### Stated exercise
Quote the records word for word, from the start down through the line that contains "- spectrogram-1-cell: [111, 223, 116, 227]", including that line.

━━━━━ Records for the exercise ━━━━━

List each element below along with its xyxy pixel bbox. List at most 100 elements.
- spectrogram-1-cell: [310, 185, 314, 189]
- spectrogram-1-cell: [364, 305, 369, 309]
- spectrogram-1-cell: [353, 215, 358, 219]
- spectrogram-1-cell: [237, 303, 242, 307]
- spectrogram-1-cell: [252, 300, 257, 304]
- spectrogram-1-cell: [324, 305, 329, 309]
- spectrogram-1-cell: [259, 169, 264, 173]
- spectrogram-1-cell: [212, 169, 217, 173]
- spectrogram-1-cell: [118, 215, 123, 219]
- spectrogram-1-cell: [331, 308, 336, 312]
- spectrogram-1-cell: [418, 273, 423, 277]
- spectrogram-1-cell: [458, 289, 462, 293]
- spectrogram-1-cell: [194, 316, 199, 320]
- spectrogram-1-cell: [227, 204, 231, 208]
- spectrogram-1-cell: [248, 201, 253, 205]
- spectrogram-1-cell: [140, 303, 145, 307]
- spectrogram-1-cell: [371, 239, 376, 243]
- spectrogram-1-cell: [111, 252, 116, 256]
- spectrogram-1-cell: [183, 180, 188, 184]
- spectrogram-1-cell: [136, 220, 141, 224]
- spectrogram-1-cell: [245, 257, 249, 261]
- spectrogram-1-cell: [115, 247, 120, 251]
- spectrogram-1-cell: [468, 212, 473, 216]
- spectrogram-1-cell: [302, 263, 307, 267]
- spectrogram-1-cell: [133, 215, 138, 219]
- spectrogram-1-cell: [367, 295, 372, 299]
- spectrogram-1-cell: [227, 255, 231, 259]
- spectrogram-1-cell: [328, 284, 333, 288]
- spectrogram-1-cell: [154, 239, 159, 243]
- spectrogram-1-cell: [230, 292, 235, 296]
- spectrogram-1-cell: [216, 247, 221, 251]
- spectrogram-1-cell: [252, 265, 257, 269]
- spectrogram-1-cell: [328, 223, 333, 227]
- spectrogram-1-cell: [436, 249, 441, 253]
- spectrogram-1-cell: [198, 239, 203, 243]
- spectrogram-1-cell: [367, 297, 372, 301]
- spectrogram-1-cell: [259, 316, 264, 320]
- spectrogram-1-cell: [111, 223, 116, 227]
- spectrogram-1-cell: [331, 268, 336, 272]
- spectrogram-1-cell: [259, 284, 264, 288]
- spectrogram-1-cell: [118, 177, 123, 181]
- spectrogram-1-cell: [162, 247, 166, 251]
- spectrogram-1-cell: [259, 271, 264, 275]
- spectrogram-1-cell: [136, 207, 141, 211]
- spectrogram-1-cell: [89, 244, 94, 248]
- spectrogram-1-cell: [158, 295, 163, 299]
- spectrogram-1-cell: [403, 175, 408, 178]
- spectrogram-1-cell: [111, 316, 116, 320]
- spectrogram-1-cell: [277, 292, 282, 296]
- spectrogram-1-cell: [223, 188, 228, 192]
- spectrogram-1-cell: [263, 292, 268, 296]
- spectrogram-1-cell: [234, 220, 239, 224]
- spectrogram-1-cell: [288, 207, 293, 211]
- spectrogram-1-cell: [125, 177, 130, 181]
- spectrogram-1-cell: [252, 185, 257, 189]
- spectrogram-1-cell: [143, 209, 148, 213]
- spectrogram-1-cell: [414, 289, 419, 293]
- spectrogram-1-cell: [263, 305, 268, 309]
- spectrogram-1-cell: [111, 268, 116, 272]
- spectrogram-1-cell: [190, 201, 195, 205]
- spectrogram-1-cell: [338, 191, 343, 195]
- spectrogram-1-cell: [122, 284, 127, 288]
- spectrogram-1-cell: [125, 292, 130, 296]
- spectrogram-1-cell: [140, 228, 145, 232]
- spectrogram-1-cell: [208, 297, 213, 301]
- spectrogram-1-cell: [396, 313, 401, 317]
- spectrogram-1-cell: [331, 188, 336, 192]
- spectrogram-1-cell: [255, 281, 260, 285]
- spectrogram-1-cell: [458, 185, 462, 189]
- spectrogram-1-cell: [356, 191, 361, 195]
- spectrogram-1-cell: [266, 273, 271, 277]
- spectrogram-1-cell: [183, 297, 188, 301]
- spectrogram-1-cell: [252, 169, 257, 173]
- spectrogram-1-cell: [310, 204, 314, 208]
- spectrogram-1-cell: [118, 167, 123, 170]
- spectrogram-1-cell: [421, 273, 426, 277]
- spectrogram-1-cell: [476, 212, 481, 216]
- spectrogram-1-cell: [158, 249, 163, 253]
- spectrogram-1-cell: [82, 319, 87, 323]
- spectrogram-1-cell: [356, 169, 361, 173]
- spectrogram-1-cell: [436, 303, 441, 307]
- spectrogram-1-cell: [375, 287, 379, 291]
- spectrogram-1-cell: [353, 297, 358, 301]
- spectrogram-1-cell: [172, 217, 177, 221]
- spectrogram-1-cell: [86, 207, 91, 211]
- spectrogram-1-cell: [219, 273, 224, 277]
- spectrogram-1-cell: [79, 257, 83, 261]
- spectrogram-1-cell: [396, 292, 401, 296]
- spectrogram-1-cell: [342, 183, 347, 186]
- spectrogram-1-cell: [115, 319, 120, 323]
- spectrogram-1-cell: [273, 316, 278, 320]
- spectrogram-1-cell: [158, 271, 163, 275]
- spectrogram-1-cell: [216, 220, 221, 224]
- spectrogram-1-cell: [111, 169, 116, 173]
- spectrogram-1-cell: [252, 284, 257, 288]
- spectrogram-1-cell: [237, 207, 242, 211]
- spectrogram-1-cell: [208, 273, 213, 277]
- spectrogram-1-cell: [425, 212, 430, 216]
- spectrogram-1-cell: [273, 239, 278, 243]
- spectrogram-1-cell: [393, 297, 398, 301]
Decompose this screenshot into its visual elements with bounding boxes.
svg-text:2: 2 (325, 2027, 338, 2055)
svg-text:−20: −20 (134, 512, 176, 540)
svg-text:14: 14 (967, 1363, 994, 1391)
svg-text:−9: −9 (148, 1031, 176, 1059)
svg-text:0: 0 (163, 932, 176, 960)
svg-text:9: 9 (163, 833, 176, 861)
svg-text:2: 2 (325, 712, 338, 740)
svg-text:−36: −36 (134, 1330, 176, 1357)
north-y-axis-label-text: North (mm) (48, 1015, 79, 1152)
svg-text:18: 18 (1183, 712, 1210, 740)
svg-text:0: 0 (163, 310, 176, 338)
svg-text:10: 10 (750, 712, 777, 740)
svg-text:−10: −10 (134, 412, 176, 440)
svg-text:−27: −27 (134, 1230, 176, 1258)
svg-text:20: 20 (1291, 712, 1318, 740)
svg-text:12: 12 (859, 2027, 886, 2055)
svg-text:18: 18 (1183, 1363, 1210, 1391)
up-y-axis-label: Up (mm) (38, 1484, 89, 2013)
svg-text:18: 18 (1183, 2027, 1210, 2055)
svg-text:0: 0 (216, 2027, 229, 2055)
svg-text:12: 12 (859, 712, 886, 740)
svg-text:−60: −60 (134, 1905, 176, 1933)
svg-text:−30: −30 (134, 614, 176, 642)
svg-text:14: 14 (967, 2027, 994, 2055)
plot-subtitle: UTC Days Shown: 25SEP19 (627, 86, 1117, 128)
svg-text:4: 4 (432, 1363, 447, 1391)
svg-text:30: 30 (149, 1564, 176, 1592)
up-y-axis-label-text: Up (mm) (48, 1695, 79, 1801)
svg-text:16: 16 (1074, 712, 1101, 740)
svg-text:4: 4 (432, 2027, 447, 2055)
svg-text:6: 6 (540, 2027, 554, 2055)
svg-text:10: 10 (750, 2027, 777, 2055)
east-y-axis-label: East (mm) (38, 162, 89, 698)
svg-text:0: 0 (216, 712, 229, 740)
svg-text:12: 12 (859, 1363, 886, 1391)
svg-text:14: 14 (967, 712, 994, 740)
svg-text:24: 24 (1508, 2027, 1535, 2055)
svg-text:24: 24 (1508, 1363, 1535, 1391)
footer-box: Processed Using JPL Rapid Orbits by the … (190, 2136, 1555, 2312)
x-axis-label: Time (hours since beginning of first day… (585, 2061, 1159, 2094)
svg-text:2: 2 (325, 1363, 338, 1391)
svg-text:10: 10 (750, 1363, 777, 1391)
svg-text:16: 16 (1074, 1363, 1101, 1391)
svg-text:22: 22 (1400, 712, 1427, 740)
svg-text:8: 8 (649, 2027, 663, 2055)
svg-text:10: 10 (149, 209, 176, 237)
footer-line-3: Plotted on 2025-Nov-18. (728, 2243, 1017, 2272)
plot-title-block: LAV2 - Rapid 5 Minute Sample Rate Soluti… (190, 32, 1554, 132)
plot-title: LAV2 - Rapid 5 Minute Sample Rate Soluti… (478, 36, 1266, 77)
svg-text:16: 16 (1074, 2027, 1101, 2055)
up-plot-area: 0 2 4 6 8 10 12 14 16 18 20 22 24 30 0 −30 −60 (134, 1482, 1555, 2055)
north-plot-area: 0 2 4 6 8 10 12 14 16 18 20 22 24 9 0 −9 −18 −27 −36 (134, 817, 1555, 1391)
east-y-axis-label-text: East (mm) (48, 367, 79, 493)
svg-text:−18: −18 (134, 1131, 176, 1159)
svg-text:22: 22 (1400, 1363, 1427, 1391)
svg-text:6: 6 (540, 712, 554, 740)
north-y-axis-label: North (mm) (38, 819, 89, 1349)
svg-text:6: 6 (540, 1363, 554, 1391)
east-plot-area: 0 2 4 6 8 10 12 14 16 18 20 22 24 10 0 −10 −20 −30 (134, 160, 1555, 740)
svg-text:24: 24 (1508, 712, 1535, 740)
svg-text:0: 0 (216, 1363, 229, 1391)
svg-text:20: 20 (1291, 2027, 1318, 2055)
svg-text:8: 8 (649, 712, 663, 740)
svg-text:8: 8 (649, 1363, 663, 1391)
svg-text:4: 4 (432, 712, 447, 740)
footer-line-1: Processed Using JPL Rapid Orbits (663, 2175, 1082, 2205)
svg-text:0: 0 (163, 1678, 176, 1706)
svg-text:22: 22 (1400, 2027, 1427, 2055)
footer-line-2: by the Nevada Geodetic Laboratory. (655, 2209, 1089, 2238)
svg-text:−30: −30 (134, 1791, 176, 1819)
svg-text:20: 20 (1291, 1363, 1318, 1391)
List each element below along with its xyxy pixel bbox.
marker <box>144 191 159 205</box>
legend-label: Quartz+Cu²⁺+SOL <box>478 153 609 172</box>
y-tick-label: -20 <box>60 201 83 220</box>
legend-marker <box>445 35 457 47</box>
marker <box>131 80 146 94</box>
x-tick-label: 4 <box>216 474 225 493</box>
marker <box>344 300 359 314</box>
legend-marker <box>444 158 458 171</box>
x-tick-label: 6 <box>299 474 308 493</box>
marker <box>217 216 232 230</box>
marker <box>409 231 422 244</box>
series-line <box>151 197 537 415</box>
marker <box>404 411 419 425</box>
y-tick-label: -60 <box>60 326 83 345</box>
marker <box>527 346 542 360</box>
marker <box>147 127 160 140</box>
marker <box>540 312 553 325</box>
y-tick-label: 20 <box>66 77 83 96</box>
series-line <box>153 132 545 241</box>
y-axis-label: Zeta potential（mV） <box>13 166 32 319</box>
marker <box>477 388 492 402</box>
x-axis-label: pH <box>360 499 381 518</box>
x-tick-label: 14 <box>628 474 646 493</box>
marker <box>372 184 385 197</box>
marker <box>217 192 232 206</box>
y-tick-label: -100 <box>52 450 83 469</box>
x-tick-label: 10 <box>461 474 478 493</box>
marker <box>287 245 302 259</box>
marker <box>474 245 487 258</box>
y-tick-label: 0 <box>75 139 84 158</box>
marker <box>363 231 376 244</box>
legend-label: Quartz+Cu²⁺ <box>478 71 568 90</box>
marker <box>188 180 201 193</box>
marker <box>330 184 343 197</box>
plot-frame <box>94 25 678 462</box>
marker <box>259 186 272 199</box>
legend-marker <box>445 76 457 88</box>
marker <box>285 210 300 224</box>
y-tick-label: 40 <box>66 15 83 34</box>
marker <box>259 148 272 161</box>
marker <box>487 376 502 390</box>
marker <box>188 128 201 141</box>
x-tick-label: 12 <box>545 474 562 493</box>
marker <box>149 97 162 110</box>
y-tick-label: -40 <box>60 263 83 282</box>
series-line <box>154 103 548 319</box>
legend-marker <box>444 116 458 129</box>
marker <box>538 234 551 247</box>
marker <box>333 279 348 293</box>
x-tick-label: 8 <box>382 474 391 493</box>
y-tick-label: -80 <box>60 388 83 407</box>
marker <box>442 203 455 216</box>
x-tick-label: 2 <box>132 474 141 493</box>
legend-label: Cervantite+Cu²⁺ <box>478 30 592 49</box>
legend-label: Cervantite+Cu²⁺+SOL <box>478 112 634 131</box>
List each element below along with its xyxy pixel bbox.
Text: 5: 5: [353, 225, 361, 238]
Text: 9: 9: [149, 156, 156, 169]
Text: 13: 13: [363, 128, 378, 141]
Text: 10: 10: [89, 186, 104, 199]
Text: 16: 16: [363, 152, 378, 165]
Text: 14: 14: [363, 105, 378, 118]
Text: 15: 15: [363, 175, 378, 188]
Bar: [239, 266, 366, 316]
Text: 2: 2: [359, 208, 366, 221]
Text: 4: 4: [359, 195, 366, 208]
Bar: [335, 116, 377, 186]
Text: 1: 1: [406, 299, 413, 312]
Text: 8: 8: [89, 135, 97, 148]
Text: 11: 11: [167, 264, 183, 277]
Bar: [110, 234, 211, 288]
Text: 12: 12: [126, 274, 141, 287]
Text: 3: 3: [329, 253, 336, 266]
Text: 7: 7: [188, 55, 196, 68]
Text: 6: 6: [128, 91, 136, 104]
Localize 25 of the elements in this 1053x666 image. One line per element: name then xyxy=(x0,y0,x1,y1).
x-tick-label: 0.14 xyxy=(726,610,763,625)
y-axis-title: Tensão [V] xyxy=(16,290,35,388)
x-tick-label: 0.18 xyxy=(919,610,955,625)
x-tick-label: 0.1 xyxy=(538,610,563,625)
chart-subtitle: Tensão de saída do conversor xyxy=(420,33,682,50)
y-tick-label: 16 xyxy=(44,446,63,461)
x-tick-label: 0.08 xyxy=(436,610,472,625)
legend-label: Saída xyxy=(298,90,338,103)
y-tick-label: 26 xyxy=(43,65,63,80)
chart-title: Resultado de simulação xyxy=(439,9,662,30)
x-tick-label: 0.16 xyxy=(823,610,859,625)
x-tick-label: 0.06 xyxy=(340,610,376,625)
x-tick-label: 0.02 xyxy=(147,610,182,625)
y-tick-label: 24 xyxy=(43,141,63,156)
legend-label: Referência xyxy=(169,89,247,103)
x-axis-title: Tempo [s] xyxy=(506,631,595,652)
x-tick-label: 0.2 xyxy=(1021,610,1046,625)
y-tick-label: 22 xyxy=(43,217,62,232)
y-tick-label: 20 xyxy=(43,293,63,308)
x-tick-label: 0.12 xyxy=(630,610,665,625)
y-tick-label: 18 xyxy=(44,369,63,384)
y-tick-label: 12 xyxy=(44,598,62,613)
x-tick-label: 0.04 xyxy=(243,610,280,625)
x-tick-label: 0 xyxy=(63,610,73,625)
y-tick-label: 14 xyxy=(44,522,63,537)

━━━━━

### Finished exercise
List each element below along with its xyxy pixel bbox. List at most 100 elements.
- spectrogram-1-cell: [310, 185, 314, 189]
- spectrogram-1-cell: [364, 305, 369, 309]
- spectrogram-1-cell: [353, 215, 358, 219]
- spectrogram-1-cell: [237, 303, 242, 307]
- spectrogram-1-cell: [252, 300, 257, 304]
- spectrogram-1-cell: [324, 305, 329, 309]
- spectrogram-1-cell: [259, 169, 264, 173]
- spectrogram-1-cell: [212, 169, 217, 173]
- spectrogram-1-cell: [118, 215, 123, 219]
- spectrogram-1-cell: [331, 308, 336, 312]
- spectrogram-1-cell: [418, 273, 423, 277]
- spectrogram-1-cell: [458, 289, 462, 293]
- spectrogram-1-cell: [194, 316, 199, 320]
- spectrogram-1-cell: [227, 204, 231, 208]
- spectrogram-1-cell: [248, 201, 253, 205]
- spectrogram-1-cell: [140, 303, 145, 307]
- spectrogram-1-cell: [371, 239, 376, 243]
- spectrogram-1-cell: [111, 252, 116, 256]
- spectrogram-1-cell: [183, 180, 188, 184]
- spectrogram-1-cell: [136, 220, 141, 224]
- spectrogram-1-cell: [245, 257, 249, 261]
- spectrogram-1-cell: [115, 247, 120, 251]
- spectrogram-1-cell: [468, 212, 473, 216]
- spectrogram-1-cell: [302, 263, 307, 267]
- spectrogram-1-cell: [133, 215, 138, 219]
- spectrogram-1-cell: [367, 295, 372, 299]
- spectrogram-1-cell: [227, 255, 231, 259]
- spectrogram-1-cell: [328, 284, 333, 288]
- spectrogram-1-cell: [154, 239, 159, 243]
- spectrogram-1-cell: [230, 292, 235, 296]
- spectrogram-1-cell: [216, 247, 221, 251]
- spectrogram-1-cell: [252, 265, 257, 269]
- spectrogram-1-cell: [328, 223, 333, 227]
- spectrogram-1-cell: [436, 249, 441, 253]
- spectrogram-1-cell: [198, 239, 203, 243]
- spectrogram-1-cell: [367, 297, 372, 301]
- spectrogram-1-cell: [259, 316, 264, 320]
- spectrogram-1-cell: [111, 223, 116, 227]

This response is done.